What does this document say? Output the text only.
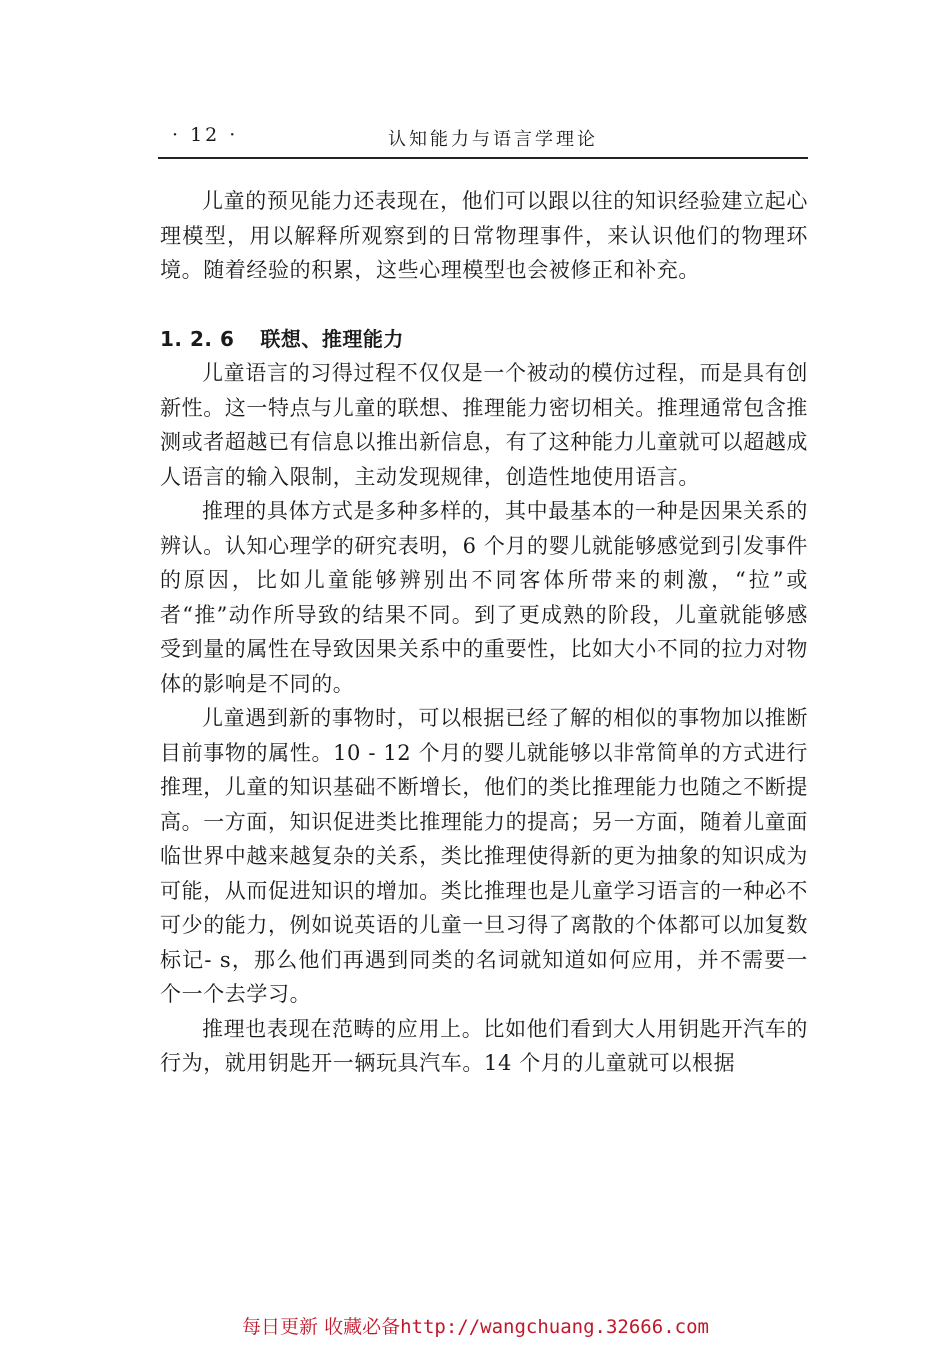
· 12 ·	认知能力与语言学理论

儿童的预见能力还表现在，他们可以跟以往的知识经验建立起心理模型，用以解释所观察到的日常物理事件，来认识他们的物理环境。随着经验的积累，这些心理模型也会被修正和补充。

1. 2. 6 联想、推理能力

儿童语言的习得过程不仅仅是一个被动的模仿过程，而是具有创新性。这一特点与儿童的联想、推理能力密切相关。推理通常包含推测或者超越已有信息以推出新信息，有了这种能力儿童就可以超越成人语言的输入限制，主动发现规律，创造性地使用语言。

推理的具体方式是多种多样的，其中最基本的一种是因果关系的辨认。认知心理学的研究表明，6 个月的婴儿就能够感觉到引发事件的原因，比如儿童能够辨别出不同客体所带来的刺激，“拉”或者“推”动作所导致的结果不同。到了更成熟的阶段，儿童就能够感受到量的属性在导致因果关系中的重要性，比如大小不同的拉力对物体的影响是不同的。

儿童遇到新的事物时，可以根据已经了解的相似的事物加以推断目前事物的属性。10 - 12 个月的婴儿就能够以非常简单的方式进行推理，儿童的知识基础不断增长，他们的类比推理能力也随之不断提高。一方面，知识促进类比推理能力的提高；另一方面，随着儿童面临世界中越来越复杂的关系，类比推理使得新的更为抽象的知识成为可能，从而促进知识的增加。类比推理也是儿童学习语言的一种必不可少的能力，例如说英语的儿童一旦习得了离散的个体都可以加复数标记- s，那么他们再遇到同类的名词就知道如何应用，并不需要一个一个去学习。

推理也表现在范畴的应用上。比如他们看到大人用钥匙开汽车的行为，就用钥匙开一辆玩具汽车。14 个月的儿童就可以根据

每日更新 收藏必备http://wangchuang.32666.com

Challenge: Your task is to set down the records shown above exactly, minus any pictures.

Complete output:
What does this document say? Output the text only.
· 12 ·	认知能力与语言学理论

儿童的预见能力还表现在，他们可以跟以往的知识经验建立起心理模型，用以解释所观察到的日常物理事件，来认识他们的物理环境。随着经验的积累，这些心理模型也会被修正和补充。

1. 2. 6 联想、推理能力

儿童语言的习得过程不仅仅是一个被动的模仿过程，而是具有创新性。这一特点与儿童的联想、推理能力密切相关。推理通常包含推测或者超越已有信息以推出新信息，有了这种能力儿童就可以超越成人语言的输入限制，主动发现规律，创造性地使用语言。

推理的具体方式是多种多样的，其中最基本的一种是因果关系的辨认。认知心理学的研究表明，6 个月的婴儿就能够感觉到引发事件的原因，比如儿童能够辨别出不同客体所带来的刺激，“拉”或者“推”动作所导致的结果不同。到了更成熟的阶段，儿童就能够感受到量的属性在导致因果关系中的重要性，比如大小不同的拉力对物体的影响是不同的。

儿童遇到新的事物时，可以根据已经了解的相似的事物加以推断目前事物的属性。10 - 12 个月的婴儿就能够以非常简单的方式进行推理，儿童的知识基础不断增长，他们的类比推理能力也随之不断提高。一方面，知识促进类比推理能力的提高；另一方面，随着儿童面临世界中越来越复杂的关系，类比推理使得新的更为抽象的知识成为可能，从而促进知识的增加。类比推理也是儿童学习语言的一种必不可少的能力，例如说英语的儿童一旦习得了离散的个体都可以加复数标记- s，那么他们再遇到同类的名词就知道如何应用，并不需要一个一个去学习。

推理也表现在范畴的应用上。比如他们看到大人用钥匙开汽车的行为，就用钥匙开一辆玩具汽车。14 个月的儿童就可以根据

每日更新 收藏必备http://wangchuang.32666.com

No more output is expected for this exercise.